Pick up the transcript below on building parts from welded foil layers, going on from its last line.

* Text section:
==========
Speaker 2:Yeah, there's kind of two different methods that we use for presenting material. The first is a coil feeder. So we take strips about an inch wide and we have that on a continuous reel. And so all it does the machine is kicks out a foil, the welder comes down, welds it and it pulls that foil along the length and then when it stops there's a little cutting, a little guillotine that cuts it off. And we keep laying foils layer by layer, side by side, just like kind of like you're mowing your lawn, you do one, then you go a little bit to the side, a little bit to the side and then you go up.
Speaker 2:And that method is great for what I call low volume, high variability. So if the machine is going to make 100 parts and they're all different, that's great. It's very flexible, it can do all kinds of shapes, but it is a little bit slower. If we're going to do higher volumes, we'll have sheets that are kind of pre stamped out and you know, we can lay them in by hand, we can use a robot, we can use a little you know piece of automation to lay that sheet where it needs to be and then the welder comes in, welds back and forth. In either method that X and Y plane is going to be 100% dense.
Speaker 2:When we weld two foils side by side, we actually overlap one a little bit, say I don't know a fow or two, and what that does is it allows that welder as it's vibrating and actually runs that down and we get a bond to those, those two side edges. How long that's dead access there. Yeah, exactly. So either way it's the same. And then either way we use the CNC. In some of our machines the welding device is actually another tool in the tool changer. So to the CNC, it's just another. You know it's tool number weld, you know it's tool number eight.
Speaker 2:In our larger systems usually the head is on kind of a second secondary Z axis we call W, but it just depends on the machine and what we're trying to accomplish. But we do have machines that build all the way from 200 millimeters by 200 millimeters, all the way up to two meters by two meters, build envelopes. So you know, really for us the CNC is a motion system and we can buy any motion system size we want and kind of put this, this welding device, into the mix.
Speaker 1:And what about issues with high low within the material? You know, like no matter how precise a role of consumables you're ordering of this foil. There's going to be variations in thickness or even grain structure within that. Is that affected by? Does the machine get affected by that or does it kind of level it all out through the vibration?
==========
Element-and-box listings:
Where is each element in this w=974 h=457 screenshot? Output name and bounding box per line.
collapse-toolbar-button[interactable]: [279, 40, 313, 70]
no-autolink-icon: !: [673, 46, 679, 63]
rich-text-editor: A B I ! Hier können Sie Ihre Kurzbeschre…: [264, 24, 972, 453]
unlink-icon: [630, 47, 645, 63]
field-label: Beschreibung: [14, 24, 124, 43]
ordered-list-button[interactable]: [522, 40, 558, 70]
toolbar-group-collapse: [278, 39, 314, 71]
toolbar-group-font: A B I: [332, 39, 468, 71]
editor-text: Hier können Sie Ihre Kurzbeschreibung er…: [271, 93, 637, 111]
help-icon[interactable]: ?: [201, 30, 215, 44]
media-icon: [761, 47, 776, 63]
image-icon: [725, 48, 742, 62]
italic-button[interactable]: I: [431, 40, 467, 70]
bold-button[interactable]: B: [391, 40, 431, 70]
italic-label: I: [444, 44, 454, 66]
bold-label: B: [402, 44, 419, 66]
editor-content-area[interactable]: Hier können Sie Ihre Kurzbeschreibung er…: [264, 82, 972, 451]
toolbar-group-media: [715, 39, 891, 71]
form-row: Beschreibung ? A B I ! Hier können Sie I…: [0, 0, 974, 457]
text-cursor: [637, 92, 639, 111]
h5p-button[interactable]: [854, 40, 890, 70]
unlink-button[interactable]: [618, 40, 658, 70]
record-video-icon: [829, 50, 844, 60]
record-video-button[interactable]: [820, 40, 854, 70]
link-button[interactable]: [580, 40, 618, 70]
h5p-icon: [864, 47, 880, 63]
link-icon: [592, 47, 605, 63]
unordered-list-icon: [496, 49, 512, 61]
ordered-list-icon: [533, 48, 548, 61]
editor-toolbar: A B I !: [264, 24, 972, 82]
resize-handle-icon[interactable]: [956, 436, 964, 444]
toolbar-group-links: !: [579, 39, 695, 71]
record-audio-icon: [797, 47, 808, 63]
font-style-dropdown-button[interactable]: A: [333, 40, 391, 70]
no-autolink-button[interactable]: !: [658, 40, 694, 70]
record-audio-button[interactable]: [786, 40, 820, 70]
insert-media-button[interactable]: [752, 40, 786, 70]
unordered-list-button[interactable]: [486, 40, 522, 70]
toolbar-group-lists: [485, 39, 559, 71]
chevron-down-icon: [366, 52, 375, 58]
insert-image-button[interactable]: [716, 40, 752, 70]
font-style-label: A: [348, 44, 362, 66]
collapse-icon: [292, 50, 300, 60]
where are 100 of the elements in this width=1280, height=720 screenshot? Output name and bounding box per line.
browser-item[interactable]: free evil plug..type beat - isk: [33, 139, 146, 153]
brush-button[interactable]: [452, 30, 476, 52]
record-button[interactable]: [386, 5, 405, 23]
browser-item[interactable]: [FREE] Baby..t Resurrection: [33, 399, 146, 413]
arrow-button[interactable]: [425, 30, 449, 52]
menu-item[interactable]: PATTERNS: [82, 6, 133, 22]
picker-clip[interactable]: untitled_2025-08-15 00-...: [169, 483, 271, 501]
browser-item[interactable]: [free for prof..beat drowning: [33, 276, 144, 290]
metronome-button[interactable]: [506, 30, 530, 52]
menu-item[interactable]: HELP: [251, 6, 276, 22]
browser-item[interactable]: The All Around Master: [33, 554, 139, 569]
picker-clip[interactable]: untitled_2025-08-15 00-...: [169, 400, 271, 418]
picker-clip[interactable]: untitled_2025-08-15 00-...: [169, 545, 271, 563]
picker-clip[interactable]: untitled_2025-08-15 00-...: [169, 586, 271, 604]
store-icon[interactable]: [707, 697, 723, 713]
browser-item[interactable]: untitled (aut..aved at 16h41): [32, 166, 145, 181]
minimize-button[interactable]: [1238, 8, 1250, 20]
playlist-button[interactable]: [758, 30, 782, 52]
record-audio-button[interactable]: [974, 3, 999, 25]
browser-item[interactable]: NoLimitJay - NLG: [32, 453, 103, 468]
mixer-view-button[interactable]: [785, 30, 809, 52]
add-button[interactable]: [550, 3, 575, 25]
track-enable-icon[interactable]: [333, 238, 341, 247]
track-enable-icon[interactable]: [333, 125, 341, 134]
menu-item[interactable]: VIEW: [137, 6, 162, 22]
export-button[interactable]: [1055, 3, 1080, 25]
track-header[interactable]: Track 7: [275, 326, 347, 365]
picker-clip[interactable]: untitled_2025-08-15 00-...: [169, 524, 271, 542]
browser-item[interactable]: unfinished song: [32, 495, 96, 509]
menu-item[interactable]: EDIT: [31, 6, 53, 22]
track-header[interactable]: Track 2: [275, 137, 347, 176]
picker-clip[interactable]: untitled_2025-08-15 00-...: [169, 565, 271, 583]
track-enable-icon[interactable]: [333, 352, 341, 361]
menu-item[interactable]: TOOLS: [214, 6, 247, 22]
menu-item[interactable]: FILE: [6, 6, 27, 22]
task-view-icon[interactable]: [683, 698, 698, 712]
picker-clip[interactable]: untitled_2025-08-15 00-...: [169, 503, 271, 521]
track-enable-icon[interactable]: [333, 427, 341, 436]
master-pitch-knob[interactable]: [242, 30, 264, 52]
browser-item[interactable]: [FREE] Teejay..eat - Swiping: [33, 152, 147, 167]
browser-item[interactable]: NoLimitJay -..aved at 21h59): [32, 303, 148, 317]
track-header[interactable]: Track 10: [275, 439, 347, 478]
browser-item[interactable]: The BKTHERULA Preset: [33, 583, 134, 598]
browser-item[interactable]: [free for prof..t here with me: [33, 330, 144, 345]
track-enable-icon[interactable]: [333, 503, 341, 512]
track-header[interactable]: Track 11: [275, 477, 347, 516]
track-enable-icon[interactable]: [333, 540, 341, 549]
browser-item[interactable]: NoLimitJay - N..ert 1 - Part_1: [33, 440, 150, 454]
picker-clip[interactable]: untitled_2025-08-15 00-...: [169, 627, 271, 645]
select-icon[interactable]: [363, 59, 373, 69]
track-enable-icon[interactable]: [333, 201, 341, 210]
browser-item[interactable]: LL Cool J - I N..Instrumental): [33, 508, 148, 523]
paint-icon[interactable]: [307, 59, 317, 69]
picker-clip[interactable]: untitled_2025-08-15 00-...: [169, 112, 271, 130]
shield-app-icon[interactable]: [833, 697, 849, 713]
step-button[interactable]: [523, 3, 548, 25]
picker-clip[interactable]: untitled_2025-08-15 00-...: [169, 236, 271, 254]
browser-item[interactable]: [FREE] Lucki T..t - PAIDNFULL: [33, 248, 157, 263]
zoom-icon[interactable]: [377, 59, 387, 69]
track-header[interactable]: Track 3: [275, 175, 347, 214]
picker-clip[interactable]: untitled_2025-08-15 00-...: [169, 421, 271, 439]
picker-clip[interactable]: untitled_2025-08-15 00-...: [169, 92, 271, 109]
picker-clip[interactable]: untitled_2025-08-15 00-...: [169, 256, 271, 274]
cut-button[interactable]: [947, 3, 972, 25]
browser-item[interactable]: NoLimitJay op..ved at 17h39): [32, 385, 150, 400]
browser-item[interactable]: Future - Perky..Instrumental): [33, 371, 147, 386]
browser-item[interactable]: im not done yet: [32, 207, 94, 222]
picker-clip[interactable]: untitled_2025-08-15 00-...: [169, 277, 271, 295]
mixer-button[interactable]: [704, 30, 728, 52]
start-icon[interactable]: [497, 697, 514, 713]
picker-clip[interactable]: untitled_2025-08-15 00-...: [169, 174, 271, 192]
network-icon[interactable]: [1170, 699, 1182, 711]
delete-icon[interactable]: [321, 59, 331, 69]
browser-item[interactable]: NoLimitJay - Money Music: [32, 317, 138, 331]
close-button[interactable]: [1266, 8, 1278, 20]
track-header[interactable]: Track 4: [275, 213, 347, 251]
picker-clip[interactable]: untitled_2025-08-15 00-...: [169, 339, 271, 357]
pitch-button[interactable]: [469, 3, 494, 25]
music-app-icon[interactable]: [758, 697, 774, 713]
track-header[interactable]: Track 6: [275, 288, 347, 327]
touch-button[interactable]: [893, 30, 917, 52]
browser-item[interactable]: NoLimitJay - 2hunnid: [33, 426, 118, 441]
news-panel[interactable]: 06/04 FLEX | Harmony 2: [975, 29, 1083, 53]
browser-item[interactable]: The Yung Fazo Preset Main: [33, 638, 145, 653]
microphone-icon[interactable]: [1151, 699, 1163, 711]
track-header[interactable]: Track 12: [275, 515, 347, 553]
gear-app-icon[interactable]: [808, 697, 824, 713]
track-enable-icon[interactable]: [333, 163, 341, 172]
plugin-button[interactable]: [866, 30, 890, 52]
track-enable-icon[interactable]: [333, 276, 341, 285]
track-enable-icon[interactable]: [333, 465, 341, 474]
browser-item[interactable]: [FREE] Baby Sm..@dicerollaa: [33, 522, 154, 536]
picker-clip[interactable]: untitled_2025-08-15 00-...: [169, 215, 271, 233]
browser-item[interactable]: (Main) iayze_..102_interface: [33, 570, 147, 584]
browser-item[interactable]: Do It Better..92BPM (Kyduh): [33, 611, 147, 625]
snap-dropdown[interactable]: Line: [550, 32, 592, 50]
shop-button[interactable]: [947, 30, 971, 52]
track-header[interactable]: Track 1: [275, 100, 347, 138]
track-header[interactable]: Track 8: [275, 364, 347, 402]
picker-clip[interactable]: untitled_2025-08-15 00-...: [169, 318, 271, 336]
==========
* Output:
Speaker 2:Yeah, the vibrations are pretty interesting. Under a high power ultrasonic field metal actually flows fairly easily. There's an ultrasonic effect called the Boschinger effect, but it allows metal to flow pretty easily. So if we, if we weld a sixth thou, let's say a copper foil, we take a sixth style copper foil and we weld that down. Once we're done with that weld, we'll actually measure about 5.8 thou. So we are thinning the material a little bit. So you know, as long as the variation is only intense, it's no problem. We're pushing down on that with some force. And if we see, you know, as we build up we get to layer 200, we see that, you know, the build starting to get a little bit of a out of distortion. We have a CNC mill there, deck it and keep going. Yeah, same thing if we, if we have a mistake, a bad weld, the power goes out. Whatever mill that layer off, start over again. So it's a great process for making mistakes, because you make it and you go, oh okay, mill it off, do it again.
Speaker 1:Well, and it sounds like the materials you're using to build with aren't extremely expensive either, so there's not a lot of heartache with like oh no, we're just peeled off $18,000 of material or something you know.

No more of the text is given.